• _SOURCE EXCERPT_:
= = = =

Book Title:Islam at the Crossroads:Life and thought of Bediuzzaman Said Nursi
Author:Ibrahim M. Ebu Rabi
Publisher: Nesil Yayinlari(Nesil publishing center)
BEDIUZZAMAN SAID NURSI
Bediuzzaman Said Nursi was born in 1877 in eastern Turkiye and died in 1960 in Urfa in Turkiye. The book “Islam at the Crossroads" can be referred to have more details of his long and examplary life, which spanned the last decades of the Ottoman Empire, its collapse after the First World War and the setting up of the Republic, then the twenty-five years of Republican Peoples' Party rule, well-known for the measures taken against Islam, followed by the ten years of Democrat rule, when conditions eased a little for Bediuzzaman.
Bediuzzaman displayed an extraordinary intelligence and ability to learn from an early age, completing the normal course of madrasah (religious school) education at the early age of fourteen, when he obtained his diploma. He became famous for both his prodigious memory and his unbeaten record in debating with other religious scholars. Another characteristic Bediuzzaman displayed from an early age was an instinctive dissatisfaction with the existing education system, which when older he formulated into comprehensive proposals for its reform. The heart of these proposals was the bringing together and joint teaching of the traditional religious sciences and the modern sciences, together with the founding of a university in the Eastern Provinces of the Empire, the Medresetü'z-Zehra, where this and his other proposals would be put into practice. In 1907 his endeavors in this field took him to Istanbul and an audience with Sultan Abdulhamid. Although subsequently he twice received funds for the construction of his university, and its foundations were laid in 1913, it was never completed due to war and the difficulties of the times.
Contrary to the practice of religious scholars at that time, Bediuzzaman himself studied and mastered almost all the physical and mathematical sciences, and later studied philosophy, for he believed that it was only in this way that Islamic theology (kalâm) could be renewed and successfully answer the attacks to which the Qur'an and Islam were then subject.
In the course of time, the physical sciences had been dropped from madrasah education, which had contributed directly to the Ottoman decline relative to the advance of the West. Now, in the 19th and early 20th centuries, Europe had gained dominance over the Islamic world, and in efforts to extend its dominance, was attacking the Qur'an and Islam in the name of science and progress in particular, falsely claiming them to be incompatible.
Within the Empire too was a small minority which favored adopting Western philosophy and civilization. Thus, all Bediuzzaman's endeavor was to prove and demonstrate the falseness of these accusations, and that far from being incompatible with science and progress, the Qur'an was the source of true progress and civilization, and in addition, since this was the case, Islam would dominate the future, despite its relative decline and regression at that time.

= = = =

• _RECORDED DATA_:
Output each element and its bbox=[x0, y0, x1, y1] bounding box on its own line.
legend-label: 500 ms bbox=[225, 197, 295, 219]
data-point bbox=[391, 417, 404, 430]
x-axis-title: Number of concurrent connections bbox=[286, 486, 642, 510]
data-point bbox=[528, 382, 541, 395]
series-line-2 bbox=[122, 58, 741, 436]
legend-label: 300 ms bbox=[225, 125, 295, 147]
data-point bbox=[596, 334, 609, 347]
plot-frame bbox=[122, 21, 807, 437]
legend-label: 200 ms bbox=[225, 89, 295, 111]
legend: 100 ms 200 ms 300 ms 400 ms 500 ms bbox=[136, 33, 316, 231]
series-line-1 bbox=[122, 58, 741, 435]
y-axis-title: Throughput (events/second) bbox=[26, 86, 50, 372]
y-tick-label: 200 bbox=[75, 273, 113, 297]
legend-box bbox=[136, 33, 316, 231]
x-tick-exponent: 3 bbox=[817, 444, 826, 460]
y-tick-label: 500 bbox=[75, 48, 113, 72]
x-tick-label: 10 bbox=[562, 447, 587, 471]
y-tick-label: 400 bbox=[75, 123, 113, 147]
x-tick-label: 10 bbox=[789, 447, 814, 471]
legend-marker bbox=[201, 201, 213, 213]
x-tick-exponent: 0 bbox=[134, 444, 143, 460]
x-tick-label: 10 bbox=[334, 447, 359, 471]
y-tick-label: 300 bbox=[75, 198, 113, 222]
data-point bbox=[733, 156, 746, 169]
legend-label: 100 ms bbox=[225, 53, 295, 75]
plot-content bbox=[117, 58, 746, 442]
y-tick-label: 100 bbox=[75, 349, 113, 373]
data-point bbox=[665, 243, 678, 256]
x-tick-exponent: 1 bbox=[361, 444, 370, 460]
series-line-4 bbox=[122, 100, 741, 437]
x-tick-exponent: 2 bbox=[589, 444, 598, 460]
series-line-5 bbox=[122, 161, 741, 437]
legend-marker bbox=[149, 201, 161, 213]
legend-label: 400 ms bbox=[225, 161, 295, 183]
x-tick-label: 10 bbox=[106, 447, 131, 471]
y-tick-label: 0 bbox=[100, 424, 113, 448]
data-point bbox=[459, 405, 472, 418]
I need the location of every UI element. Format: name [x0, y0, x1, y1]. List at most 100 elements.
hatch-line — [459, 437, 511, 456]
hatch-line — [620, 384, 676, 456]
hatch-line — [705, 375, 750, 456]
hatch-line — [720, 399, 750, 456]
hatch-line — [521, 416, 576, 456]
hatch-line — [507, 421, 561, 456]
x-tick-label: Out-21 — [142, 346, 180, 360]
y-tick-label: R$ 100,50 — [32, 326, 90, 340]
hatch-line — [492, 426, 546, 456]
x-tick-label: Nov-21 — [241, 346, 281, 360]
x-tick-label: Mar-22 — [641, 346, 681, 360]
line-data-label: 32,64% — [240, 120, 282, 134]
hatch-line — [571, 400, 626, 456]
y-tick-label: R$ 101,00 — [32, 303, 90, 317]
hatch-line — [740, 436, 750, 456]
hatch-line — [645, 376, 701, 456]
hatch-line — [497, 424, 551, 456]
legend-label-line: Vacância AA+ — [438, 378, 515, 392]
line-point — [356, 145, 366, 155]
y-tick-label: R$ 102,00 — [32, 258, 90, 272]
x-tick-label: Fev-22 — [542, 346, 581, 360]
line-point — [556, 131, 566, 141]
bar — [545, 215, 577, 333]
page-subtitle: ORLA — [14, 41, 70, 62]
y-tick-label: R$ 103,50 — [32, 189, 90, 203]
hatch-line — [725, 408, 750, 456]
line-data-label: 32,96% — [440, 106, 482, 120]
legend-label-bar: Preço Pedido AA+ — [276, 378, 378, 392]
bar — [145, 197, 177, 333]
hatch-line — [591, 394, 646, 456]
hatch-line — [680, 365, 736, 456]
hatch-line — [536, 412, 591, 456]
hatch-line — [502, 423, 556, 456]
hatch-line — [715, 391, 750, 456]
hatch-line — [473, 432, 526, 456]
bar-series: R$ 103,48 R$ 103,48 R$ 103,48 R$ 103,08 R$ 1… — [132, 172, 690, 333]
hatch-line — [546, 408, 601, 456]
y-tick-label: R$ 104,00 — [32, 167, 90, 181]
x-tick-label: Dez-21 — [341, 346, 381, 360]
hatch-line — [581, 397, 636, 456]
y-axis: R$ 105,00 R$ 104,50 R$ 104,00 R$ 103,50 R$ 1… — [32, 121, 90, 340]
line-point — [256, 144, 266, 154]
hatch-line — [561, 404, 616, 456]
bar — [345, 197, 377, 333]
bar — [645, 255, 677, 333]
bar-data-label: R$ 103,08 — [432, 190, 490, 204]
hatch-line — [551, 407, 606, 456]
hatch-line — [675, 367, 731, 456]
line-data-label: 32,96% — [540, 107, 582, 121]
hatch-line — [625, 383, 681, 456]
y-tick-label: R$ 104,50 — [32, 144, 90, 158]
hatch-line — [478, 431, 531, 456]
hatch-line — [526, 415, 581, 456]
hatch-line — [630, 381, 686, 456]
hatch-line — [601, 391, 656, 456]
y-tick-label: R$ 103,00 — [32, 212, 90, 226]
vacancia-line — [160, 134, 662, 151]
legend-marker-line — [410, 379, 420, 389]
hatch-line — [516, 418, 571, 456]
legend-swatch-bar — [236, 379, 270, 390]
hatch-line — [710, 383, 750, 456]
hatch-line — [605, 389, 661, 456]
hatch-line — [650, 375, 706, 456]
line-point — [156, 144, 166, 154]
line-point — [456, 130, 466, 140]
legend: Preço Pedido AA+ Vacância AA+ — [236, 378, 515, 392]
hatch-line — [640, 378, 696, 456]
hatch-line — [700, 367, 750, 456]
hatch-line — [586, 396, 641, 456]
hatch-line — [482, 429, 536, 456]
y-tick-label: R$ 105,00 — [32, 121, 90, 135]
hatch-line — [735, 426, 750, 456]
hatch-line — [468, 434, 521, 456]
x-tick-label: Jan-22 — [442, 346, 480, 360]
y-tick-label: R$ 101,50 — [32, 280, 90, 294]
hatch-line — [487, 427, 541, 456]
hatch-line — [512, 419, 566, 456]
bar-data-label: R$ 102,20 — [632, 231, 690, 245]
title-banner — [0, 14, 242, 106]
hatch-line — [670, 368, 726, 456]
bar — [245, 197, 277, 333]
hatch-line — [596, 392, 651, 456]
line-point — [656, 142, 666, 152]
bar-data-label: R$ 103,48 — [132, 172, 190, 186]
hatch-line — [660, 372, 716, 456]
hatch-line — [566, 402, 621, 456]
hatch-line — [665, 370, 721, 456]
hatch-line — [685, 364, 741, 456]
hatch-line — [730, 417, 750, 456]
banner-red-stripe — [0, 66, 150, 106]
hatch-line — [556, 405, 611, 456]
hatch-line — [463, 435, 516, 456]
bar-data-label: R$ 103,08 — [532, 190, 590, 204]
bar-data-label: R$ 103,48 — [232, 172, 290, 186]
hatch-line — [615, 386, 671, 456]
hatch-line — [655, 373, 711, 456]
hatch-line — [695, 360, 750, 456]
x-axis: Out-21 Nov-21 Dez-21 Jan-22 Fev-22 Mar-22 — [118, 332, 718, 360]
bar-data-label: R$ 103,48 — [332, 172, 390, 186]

= = = =

• _REQUIREMENT_:
Answer these questions from the text on Bediuzzaman Said Nursi:
(a) At what age did he obtain his madrasah diploma?
(b) In what year were the foundations of the Medresetü'z-Zehra laid?
(c) In what city did he die?

• _WRITTEN ANSWER_:
(a) Fourteen
(b) 1913
(c) Urfa